**EXTRACT TO READ:**

The Board relented, not because the students were more on message, not because they needed the students back. But had the students stuck it out, they’d have started a fiercely competitive rival newspaper.
I wonder if the students ever realized that the paper needs them more than they need the paper?
And for Ms. Cook, who had been waiting for permission from the grown ups to truly engage with the Red & Black’s readers, this was her opportunity to show the paper what it had been missing.
The irony is that the whole point of Mr. Stamper’s infamous memo was to achieve engagement with the reader. Turns out that the adults just didn’t understand the tools well enough use them. And, when the students were freed from the institution, they showed their true expertise.
They Still Don’t Get It
The Board had some good points and that Charles Russell, one of the members who resigned, stated some good reasons for his resignation. Indeed, the best pure journalism I’ve seen on this story is the Daily Report’s article.
Mr. Russell believed that the decision to walk out on the paper at deadline time was a firing offense. It’s a valid point. And it’s a point that was never made until now. After that, though, Mr. Russell doesn’t do so well.
From the Daily Report:
Russell said students “have no idea how deep” the threat to the newspaper industry goes, but he acknowledged the students’ skill in teaching their elders a lesson this week. Said Russell, “We don’t know how to manage getting lynched on social media.”

**WHAT TO DO:**
[a] In the Red & Black commentary, rewrite the part starting with "And for Ms." and going on through "had been missing.", changing "readers" to "audience".
[b] According to the Red & Black commentary, what did Mr. Russell believe was a firing offense?

**EXTRACTED MATERIAL:**

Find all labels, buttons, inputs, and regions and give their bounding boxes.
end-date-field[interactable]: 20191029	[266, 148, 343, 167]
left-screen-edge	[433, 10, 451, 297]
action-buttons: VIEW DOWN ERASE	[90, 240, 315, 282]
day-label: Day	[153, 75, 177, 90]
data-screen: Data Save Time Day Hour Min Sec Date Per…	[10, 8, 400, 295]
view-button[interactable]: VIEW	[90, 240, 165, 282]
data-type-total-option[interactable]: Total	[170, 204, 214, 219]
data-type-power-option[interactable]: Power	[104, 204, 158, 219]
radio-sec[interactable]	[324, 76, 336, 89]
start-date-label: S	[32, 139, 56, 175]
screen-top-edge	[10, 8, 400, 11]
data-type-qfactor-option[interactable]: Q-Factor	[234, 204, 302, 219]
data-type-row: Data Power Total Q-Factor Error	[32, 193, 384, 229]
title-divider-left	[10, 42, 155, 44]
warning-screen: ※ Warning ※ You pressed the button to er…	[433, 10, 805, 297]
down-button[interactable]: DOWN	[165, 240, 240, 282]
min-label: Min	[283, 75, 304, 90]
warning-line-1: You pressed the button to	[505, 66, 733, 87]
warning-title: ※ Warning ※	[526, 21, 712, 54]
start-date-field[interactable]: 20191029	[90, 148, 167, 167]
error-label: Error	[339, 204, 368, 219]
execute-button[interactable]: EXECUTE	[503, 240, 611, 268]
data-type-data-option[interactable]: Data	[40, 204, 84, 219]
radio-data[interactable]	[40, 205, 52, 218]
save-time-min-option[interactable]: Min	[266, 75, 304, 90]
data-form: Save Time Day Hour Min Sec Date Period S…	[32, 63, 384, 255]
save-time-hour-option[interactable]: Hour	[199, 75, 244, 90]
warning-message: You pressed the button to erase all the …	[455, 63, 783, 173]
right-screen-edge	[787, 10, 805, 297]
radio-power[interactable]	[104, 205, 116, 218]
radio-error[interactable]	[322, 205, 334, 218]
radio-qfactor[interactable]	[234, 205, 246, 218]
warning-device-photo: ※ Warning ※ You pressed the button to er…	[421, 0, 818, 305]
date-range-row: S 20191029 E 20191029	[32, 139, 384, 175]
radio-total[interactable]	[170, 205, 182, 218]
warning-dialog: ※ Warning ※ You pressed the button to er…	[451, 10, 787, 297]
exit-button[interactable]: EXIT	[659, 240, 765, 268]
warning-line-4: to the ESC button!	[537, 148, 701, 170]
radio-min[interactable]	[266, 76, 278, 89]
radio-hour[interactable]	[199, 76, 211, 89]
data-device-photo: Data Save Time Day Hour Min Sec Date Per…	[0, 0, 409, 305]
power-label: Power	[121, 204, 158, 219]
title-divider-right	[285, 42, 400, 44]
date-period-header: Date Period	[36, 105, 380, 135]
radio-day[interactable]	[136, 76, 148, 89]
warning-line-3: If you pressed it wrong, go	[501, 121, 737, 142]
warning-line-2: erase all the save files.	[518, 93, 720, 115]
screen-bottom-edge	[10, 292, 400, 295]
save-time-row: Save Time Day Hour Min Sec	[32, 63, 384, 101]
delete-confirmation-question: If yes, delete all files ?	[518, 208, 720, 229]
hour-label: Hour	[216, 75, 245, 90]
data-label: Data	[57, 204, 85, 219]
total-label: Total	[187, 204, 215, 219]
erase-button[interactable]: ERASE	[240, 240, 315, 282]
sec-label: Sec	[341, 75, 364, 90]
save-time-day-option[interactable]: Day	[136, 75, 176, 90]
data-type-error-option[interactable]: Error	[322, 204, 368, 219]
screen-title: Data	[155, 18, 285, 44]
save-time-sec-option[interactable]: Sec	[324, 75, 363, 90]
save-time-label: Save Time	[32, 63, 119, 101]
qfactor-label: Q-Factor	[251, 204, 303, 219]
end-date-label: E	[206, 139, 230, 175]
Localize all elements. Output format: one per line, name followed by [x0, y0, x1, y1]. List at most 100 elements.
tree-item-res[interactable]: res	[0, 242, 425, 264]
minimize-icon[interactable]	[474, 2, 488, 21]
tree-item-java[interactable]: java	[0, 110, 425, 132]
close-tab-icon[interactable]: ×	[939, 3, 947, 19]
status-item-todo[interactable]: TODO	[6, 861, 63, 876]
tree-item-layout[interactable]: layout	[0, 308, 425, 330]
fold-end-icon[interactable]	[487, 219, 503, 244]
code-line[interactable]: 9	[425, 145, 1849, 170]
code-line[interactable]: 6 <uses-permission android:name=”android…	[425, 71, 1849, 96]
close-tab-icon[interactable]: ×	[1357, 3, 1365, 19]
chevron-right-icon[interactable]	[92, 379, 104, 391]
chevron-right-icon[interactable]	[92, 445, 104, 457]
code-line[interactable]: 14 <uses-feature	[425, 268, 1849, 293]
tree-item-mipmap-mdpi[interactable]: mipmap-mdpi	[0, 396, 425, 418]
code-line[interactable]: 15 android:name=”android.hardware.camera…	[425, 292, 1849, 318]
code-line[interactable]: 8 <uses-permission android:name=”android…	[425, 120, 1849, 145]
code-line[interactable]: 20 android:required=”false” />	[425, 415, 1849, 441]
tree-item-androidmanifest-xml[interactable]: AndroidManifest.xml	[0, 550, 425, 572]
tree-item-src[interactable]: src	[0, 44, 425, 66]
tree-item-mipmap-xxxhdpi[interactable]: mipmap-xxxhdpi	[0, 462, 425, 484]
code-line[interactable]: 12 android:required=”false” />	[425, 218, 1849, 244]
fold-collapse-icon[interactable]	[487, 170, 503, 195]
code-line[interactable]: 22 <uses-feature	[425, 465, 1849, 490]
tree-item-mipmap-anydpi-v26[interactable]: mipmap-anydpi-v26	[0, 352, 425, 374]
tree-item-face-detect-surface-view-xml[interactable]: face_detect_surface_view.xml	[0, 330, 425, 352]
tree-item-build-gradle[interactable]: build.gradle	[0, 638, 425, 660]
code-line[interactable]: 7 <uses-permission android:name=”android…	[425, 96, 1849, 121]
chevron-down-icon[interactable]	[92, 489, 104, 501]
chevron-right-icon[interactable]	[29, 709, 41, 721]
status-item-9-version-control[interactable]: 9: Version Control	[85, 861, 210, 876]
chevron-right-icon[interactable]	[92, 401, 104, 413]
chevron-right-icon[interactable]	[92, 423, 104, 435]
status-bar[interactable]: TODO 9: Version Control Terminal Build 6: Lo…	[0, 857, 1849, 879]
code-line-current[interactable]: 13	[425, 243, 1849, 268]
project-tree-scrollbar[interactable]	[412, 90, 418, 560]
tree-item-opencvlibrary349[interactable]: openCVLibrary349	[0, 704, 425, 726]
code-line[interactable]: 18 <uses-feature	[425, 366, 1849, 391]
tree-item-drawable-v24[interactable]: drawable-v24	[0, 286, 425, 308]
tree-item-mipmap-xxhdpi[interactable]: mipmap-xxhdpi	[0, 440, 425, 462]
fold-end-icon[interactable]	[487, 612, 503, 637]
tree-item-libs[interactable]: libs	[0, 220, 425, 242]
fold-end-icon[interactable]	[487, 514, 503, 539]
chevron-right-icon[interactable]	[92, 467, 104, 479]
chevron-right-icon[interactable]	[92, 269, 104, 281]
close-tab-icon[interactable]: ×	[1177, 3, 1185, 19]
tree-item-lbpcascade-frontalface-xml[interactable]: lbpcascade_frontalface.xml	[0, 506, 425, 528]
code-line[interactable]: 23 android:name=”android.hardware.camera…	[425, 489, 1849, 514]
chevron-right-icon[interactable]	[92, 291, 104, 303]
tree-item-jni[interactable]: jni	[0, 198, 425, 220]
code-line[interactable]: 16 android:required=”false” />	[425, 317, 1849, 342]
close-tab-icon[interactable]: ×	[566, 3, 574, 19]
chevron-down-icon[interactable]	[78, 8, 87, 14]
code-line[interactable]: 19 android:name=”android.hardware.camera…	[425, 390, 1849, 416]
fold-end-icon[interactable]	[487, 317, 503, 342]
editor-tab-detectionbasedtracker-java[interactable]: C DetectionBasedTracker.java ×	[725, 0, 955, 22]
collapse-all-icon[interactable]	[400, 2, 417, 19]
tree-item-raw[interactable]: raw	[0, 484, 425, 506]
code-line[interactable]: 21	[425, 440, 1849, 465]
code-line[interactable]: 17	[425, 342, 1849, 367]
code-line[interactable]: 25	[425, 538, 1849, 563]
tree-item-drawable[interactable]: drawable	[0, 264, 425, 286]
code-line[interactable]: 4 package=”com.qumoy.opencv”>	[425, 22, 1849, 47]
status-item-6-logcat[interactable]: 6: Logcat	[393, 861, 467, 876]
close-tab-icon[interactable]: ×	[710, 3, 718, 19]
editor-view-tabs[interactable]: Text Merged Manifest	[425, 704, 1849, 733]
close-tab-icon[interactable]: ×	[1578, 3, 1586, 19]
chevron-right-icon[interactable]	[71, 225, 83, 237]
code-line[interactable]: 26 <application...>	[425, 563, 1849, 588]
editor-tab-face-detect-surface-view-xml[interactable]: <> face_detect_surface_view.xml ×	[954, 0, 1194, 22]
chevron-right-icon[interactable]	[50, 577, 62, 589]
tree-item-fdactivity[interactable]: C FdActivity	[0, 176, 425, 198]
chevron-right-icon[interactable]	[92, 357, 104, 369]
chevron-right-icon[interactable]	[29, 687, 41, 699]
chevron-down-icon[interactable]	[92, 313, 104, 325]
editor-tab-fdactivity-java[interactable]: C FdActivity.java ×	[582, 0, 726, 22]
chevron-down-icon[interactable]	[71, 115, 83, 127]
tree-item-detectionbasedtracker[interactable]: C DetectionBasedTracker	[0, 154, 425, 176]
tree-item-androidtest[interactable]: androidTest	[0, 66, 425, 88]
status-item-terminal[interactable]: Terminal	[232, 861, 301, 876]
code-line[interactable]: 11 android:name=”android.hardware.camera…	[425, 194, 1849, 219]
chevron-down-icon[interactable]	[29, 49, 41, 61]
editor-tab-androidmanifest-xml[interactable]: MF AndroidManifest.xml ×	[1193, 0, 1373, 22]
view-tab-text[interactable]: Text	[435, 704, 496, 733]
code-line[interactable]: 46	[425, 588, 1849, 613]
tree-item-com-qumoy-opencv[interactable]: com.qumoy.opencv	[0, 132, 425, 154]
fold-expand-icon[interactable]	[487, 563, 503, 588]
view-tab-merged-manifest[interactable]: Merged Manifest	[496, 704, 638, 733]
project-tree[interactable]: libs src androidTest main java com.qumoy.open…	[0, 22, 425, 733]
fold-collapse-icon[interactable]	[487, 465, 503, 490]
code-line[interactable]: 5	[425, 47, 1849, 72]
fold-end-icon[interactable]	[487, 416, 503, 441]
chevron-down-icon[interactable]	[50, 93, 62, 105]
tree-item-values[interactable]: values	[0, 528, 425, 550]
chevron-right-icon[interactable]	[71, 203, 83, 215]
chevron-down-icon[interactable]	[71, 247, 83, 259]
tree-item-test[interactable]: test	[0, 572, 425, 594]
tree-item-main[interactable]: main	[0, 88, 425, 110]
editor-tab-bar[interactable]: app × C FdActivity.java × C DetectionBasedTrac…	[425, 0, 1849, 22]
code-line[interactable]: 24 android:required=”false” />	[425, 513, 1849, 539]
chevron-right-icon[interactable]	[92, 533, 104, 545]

**ANSWERS IN ORDER:**
[a]
And for Ms. Cook, who had been waiting for permission from the grown ups to truly engage with the Red & Black’s audience, this was her opportunity to show the paper what it had been missing.

[b] The decision to walk out on the paper at deadline time.